Collected data:
┌──

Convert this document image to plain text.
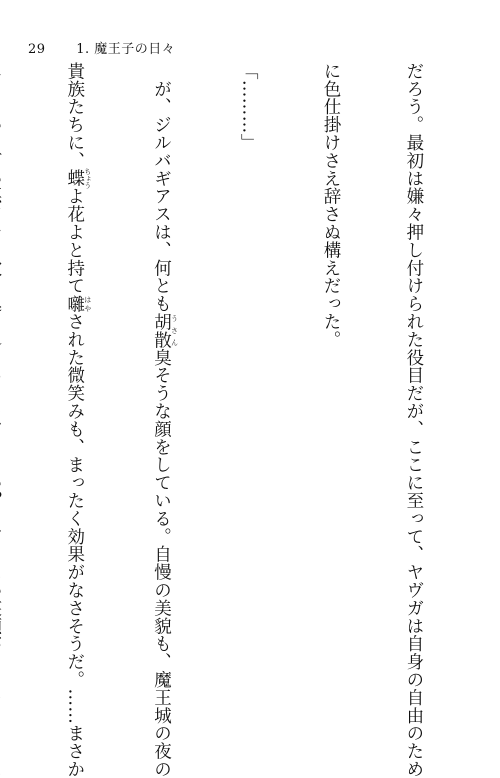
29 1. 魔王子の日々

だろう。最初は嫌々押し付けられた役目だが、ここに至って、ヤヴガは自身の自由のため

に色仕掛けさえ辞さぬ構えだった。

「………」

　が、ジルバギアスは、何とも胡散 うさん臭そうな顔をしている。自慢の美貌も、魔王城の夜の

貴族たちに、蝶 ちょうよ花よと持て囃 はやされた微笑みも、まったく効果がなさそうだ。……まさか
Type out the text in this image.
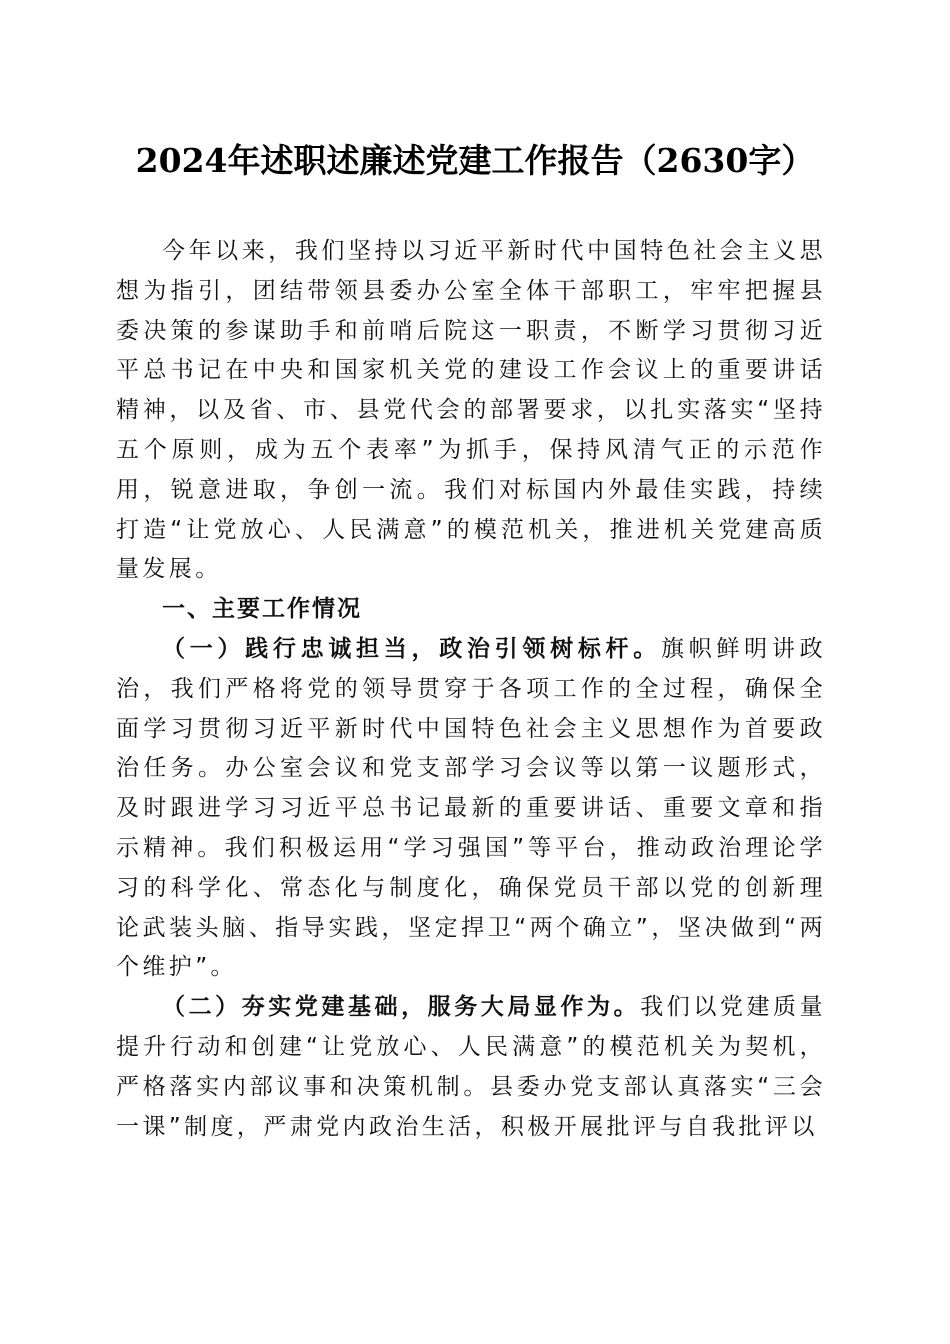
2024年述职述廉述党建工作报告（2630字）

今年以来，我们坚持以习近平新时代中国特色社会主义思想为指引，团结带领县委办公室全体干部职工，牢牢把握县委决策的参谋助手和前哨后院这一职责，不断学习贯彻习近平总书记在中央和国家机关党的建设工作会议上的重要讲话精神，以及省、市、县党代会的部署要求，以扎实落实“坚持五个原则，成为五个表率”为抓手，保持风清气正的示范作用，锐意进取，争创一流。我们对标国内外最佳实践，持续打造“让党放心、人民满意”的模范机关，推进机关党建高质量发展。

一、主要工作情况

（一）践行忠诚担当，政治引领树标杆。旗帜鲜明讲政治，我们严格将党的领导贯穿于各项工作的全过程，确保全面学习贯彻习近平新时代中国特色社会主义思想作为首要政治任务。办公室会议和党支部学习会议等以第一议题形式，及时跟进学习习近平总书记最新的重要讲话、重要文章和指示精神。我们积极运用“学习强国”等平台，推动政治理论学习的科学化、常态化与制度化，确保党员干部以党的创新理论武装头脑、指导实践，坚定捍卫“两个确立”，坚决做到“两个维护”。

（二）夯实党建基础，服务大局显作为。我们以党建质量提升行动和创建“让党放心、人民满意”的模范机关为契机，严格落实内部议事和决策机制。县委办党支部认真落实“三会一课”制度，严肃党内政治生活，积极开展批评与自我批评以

└──

GIVEN EXERCISE: For the entries above, count the lines that contain the string "this", and state that number without further comment.

CORRECT OUTPUT: 2